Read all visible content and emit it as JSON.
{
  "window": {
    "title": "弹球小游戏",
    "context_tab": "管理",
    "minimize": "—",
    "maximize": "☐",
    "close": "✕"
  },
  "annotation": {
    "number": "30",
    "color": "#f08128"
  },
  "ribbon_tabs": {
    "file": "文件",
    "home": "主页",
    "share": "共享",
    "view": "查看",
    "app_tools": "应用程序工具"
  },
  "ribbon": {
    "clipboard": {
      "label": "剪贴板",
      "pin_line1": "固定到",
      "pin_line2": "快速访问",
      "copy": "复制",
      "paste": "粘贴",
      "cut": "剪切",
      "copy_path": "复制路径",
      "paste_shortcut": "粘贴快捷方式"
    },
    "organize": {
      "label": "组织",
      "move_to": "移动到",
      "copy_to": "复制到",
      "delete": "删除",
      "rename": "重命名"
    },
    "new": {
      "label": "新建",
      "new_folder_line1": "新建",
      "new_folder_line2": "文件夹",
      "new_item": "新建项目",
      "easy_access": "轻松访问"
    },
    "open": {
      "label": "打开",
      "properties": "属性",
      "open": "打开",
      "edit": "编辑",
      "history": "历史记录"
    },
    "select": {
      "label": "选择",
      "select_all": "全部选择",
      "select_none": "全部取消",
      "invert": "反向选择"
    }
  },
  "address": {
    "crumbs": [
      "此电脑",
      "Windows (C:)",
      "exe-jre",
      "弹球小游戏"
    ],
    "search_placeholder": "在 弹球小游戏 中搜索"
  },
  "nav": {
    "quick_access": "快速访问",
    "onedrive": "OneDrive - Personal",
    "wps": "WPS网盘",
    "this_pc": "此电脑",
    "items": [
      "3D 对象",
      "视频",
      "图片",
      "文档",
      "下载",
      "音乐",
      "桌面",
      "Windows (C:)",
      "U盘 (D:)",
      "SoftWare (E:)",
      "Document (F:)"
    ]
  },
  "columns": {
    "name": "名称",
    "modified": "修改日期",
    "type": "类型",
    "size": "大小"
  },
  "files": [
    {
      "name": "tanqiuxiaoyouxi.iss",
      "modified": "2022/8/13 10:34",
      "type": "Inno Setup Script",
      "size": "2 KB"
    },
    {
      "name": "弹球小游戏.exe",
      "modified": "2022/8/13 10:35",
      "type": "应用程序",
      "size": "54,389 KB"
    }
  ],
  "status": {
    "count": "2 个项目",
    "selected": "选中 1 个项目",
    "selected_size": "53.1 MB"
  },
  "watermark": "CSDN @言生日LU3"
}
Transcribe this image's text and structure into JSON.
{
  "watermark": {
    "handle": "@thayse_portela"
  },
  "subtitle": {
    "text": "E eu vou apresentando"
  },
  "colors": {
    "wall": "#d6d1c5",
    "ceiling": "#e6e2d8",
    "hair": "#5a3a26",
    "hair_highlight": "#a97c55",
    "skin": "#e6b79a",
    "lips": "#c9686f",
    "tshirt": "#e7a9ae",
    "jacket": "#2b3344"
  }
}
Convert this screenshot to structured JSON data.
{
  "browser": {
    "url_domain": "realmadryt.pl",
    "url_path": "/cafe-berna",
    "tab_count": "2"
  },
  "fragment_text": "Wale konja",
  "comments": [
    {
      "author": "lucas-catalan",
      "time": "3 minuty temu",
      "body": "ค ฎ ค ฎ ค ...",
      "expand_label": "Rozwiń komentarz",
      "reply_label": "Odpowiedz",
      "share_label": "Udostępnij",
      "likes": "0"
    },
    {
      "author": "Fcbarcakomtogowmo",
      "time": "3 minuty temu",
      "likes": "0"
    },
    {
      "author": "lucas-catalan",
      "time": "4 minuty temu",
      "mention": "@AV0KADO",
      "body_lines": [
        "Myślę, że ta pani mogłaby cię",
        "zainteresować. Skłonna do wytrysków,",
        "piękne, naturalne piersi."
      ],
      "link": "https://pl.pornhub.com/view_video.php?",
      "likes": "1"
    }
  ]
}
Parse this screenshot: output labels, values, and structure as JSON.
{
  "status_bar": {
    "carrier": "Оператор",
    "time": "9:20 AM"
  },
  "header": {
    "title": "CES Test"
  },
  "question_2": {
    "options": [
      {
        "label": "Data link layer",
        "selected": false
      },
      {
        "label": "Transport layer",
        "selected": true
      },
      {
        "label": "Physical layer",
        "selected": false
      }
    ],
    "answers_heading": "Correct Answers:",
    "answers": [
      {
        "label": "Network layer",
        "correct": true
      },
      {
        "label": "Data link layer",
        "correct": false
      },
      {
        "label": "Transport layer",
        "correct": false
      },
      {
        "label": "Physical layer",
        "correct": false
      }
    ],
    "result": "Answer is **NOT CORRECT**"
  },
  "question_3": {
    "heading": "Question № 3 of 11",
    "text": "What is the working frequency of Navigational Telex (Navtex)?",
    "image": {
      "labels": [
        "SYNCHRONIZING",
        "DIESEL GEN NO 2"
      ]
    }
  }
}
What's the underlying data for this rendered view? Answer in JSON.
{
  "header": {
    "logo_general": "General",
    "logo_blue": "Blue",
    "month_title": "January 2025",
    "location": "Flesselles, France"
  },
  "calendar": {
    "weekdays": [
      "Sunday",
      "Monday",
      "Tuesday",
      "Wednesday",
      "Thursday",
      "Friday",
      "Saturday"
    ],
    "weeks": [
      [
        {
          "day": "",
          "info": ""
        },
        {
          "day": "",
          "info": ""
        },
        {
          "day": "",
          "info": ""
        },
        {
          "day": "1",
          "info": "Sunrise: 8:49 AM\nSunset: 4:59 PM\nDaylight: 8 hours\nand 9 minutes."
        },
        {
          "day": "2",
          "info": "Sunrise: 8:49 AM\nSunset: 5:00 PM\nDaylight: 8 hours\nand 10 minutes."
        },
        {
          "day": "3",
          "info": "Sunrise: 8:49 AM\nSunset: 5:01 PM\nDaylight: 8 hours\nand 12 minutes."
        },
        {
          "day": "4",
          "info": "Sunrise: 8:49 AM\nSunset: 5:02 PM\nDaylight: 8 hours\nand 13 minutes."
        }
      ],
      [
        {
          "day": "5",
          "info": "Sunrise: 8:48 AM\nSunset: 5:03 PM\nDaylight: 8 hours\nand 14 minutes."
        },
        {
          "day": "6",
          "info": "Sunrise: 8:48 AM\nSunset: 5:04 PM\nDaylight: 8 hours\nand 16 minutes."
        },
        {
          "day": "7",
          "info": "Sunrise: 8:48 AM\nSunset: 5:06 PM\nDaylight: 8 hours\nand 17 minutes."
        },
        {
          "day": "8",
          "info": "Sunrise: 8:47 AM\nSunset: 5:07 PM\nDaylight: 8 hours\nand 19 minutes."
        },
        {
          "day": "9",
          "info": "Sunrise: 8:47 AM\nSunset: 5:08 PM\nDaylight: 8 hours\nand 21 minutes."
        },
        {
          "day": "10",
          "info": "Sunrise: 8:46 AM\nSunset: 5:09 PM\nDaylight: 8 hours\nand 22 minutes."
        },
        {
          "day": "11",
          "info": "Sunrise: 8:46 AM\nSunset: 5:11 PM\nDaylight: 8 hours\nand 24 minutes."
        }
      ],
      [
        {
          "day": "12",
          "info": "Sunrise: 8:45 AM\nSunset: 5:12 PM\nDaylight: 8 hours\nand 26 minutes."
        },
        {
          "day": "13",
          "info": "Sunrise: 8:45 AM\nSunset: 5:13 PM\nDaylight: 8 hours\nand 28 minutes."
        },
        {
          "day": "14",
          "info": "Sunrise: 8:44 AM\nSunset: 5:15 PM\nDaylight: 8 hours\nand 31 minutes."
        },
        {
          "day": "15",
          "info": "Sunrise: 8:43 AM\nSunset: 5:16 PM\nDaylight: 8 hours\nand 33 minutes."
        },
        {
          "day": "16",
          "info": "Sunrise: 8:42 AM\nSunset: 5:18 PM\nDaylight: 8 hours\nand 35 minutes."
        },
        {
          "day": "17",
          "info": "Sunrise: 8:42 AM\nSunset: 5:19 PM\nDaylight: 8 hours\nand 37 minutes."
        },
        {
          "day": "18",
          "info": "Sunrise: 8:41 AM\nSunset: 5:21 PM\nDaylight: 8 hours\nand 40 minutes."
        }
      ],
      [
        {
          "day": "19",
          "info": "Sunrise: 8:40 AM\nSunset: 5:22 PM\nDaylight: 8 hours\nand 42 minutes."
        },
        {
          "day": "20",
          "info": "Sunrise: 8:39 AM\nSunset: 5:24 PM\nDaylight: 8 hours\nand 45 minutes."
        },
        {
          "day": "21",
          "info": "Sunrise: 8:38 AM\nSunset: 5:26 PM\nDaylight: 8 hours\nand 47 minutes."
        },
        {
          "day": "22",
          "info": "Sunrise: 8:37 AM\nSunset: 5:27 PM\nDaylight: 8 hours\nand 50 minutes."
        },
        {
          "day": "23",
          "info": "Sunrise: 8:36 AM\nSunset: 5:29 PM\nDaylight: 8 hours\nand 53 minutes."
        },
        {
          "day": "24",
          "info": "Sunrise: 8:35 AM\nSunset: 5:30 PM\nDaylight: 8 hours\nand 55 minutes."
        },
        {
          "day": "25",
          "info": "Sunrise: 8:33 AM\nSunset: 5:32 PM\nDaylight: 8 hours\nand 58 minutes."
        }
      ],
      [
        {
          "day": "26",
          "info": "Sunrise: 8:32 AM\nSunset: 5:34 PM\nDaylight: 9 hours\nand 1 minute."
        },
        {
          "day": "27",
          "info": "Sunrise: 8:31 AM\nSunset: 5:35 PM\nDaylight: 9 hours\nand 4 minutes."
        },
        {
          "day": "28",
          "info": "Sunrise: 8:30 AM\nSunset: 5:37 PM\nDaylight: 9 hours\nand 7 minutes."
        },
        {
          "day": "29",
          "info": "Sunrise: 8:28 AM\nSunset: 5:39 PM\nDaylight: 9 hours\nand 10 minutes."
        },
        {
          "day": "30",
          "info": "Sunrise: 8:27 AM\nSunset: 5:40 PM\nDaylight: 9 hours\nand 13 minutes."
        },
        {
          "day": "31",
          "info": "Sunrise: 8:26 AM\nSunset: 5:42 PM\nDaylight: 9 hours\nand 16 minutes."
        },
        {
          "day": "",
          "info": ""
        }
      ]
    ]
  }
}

+--

EXERCISE PROMPT:
Select and copy every line from the records that includes the word "JSON".

TASK OUTPUT:
Read all visible content and emit it as JSON.
Transcribe this image's text and structure into JSON.
Convert this screenshot to structured JSON data.
Parse this screenshot: output labels, values, and structure as JSON.
What's the underlying data for this rendered view? Answer in JSON.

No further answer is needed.